Work required: Check each line below for "Crail" and report how many have it, nothing else.

A block of data:
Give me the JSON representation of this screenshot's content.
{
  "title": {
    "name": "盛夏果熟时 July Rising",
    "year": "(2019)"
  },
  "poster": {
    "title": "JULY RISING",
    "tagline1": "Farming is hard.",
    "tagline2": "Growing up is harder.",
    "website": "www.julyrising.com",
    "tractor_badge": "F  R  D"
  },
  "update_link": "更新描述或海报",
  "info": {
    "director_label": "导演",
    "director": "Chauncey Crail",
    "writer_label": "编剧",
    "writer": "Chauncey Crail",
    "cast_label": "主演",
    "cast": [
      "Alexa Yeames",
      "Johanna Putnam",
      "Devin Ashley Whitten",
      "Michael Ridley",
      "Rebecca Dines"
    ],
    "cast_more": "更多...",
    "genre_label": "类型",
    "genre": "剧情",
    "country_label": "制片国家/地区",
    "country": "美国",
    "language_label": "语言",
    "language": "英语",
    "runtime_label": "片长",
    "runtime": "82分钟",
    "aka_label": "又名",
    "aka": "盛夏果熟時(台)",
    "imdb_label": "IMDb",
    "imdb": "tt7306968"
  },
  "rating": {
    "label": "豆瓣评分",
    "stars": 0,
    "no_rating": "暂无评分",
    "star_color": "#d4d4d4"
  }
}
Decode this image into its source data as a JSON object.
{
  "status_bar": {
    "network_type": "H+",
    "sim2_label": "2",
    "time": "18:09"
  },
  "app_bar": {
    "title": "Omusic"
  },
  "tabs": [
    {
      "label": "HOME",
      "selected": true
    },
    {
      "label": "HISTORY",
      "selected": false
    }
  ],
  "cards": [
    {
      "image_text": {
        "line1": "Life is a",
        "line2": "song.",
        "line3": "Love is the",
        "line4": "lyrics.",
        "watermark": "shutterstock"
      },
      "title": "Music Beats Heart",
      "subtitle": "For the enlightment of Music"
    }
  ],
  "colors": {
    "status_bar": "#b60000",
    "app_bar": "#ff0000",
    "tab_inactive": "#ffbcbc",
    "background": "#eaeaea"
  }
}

Written solution: 2